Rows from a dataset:

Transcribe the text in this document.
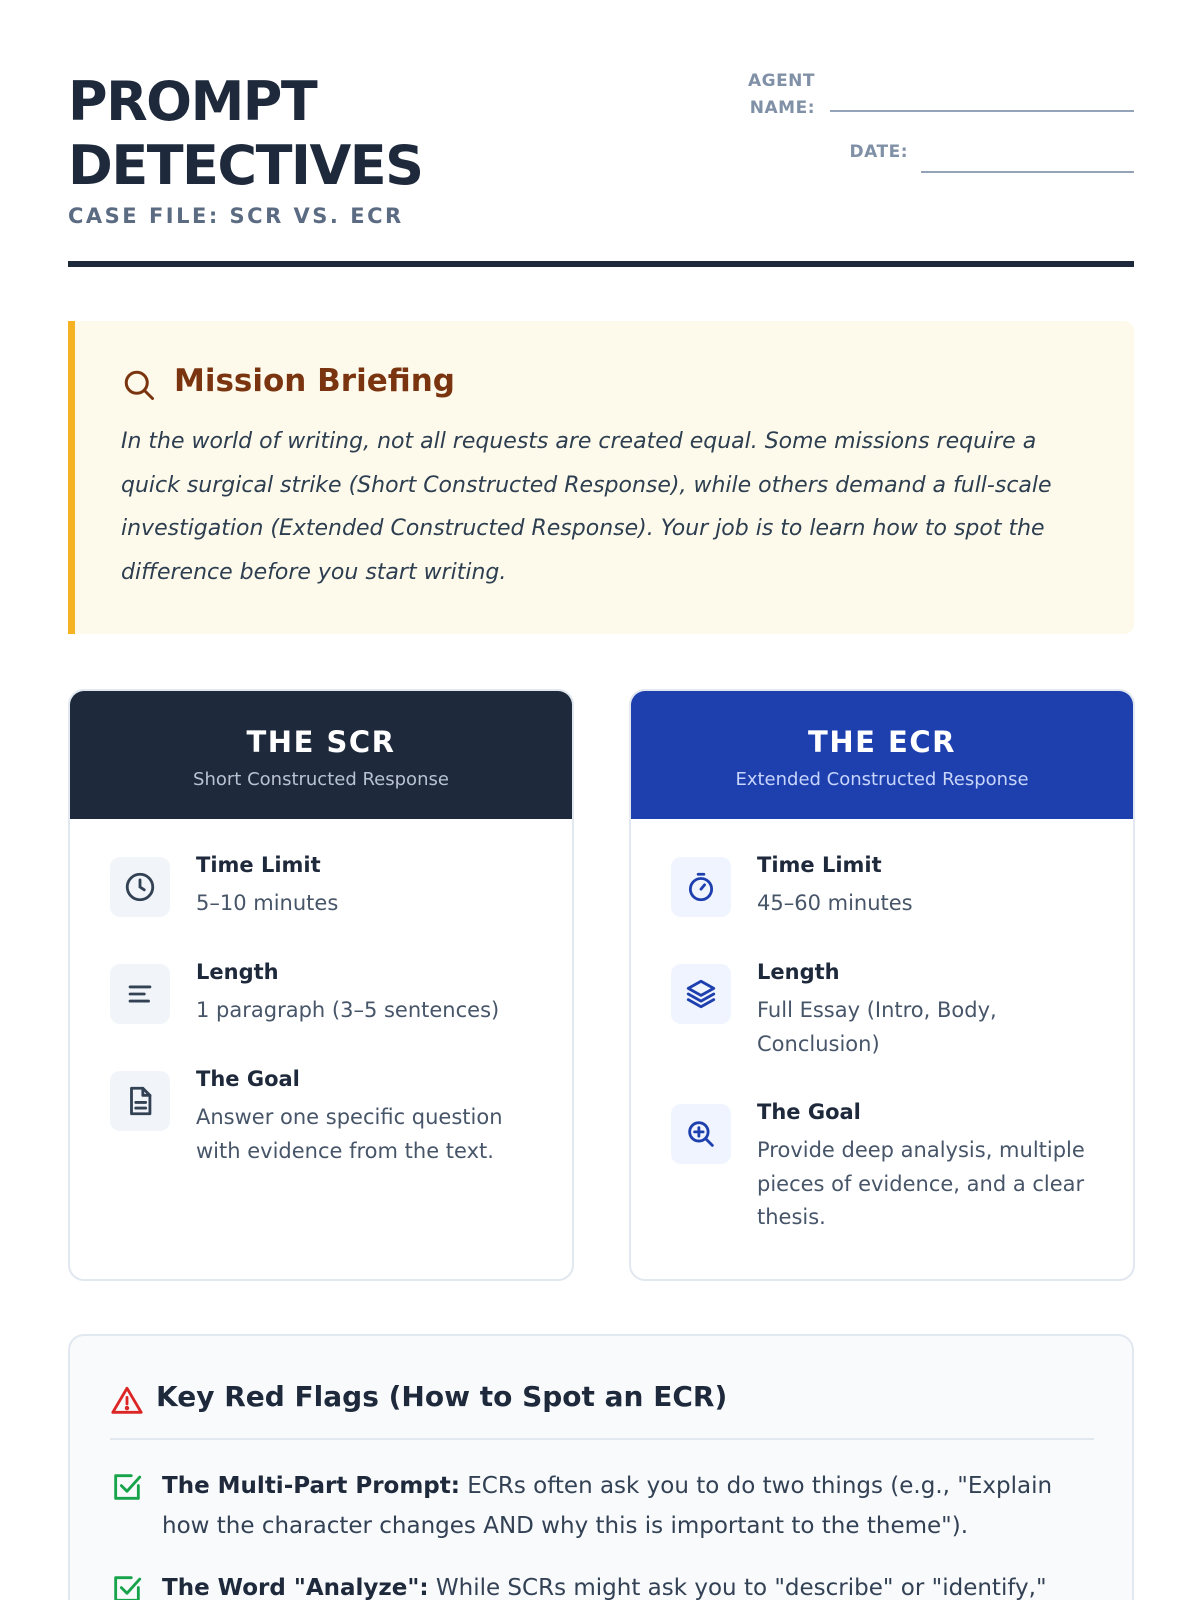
PROMPT
DETECTIVES
CASE FILE: SCR VS. ECR
AGENT
NAME:
DATE:
Mission Briefing
In the world of writing, not all requests are created equal. Some missions require a quick surgical strike (Short Constructed Response), while others demand a full-scale investigation (Extended Constructed Response). Your job is to learn how to spot the difference before you start writing.
THE SCR
Short Constructed Response
Time Limit
5–10 minutes
Length
1 paragraph (3–5 sentences)
The Goal
Answer one specific question with evidence from the text.
THE ECR
Extended Constructed Response
Time Limit
45–60 minutes
Length
Full Essay (Intro, Body, Conclusion)
The Goal
Provide deep analysis, multiple pieces of evidence, and a clear thesis.
Key Red Flags (How to Spot an ECR)
The Multi-Part Prompt: ECRs often ask you to do two things (e.g., "Explain how the character changes AND why this is important to the theme").
The Word "Analyze": While SCRs might ask you to "describe" or "identify,"
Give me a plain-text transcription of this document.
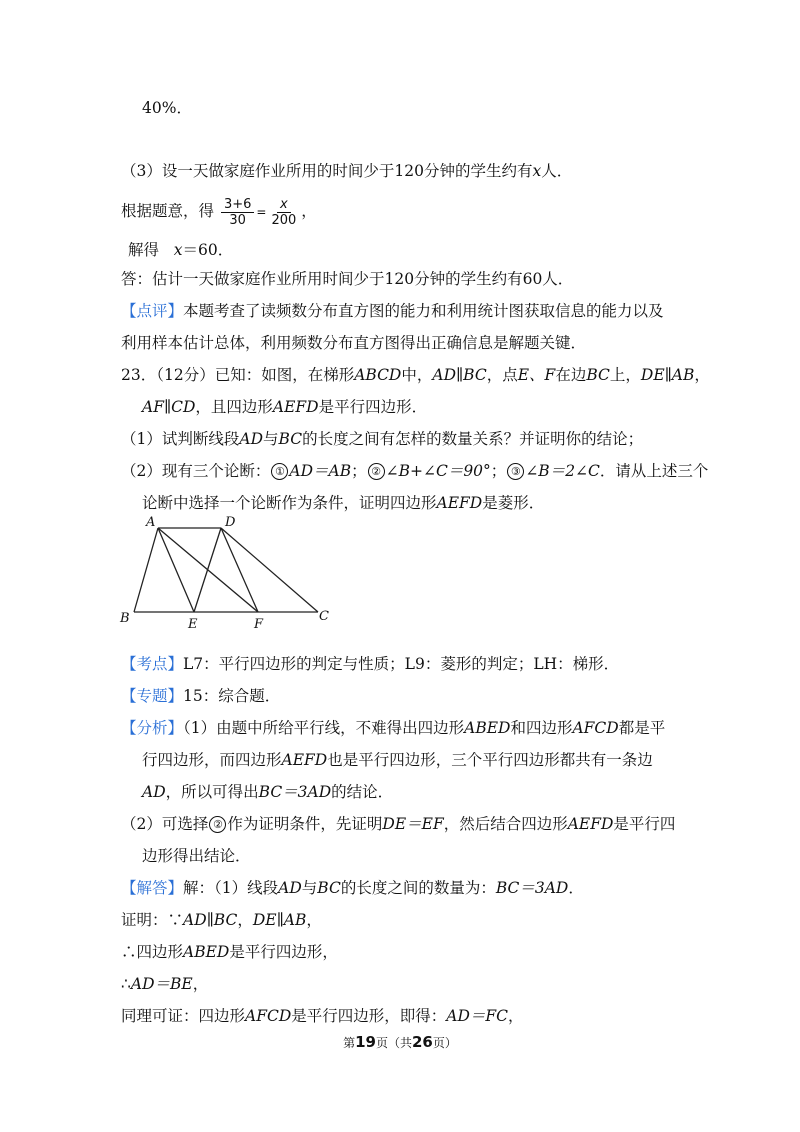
40%．
（3）设一天做家庭作业所用的时间少于120分钟的学生约有x人．
根据题意，得 $\frac{3+6}{30} = \frac{x}{200}$ ，
解得 x＝60．
答：估计一天做家庭作业所用时间少于120分钟的学生约有60人．
【点评】本题考查了读频数分布直方图的能力和利用统计图获取信息的能力以及
利用样本估计总体，利用频数分布直方图得出正确信息是解题关键．
23．（12分）已知：如图，在梯形ABCD中，AD∥BC，点E、F在边BC上，DE∥AB，
AF∥CD，且四边形AEFD是平行四边形．
（1）试判断线段AD与BC的长度之间有怎样的数量关系？并证明你的结论；
（2）现有三个论断： ① AD＝AB； ② ∠B+∠C＝90°； ③ ∠B＝2∠C．请从上述三个
论断中选择一个论断作为条件，证明四边形AEFD是菱形．
A	D
B	E	F
C
【考点】L7：平行四边形的判定与性质；L9：菱形的判定；LH：梯形．
【专题】15：综合题．
【分析】（1）由题中所给平行线，不难得出四边形ABED和四边形AFCD都是平
行四边形，而四边形AEFD也是平行四边形，三个平行四边形都共有一条边
AD，所以可得出BC＝3AD的结论．
（2）可选择 ② 作为证明条件，先证明DE＝EF，然后结合四边形AEFD是平行四
边形得出结论．
【解答】解：（1）线段AD与BC的长度之间的数量为：BC＝3AD．
证明：∵AD∥BC，DE∥AB，
∴四边形ABED是平行四边形，
∴AD＝BE，
同理可证：四边形AFCD是平行四边形，即得：AD＝FC，
第19页（共26页）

* [The task]:
From the records above, pull out every line containing the word "this".

* [Answer for the task]:
Transcribe the text in this document.
The Multi-Part Prompt: ECRs often ask you to do two things (e.g., "Explain how the character changes AND why this is important to the theme").
Give me a plain-text transcription of this document.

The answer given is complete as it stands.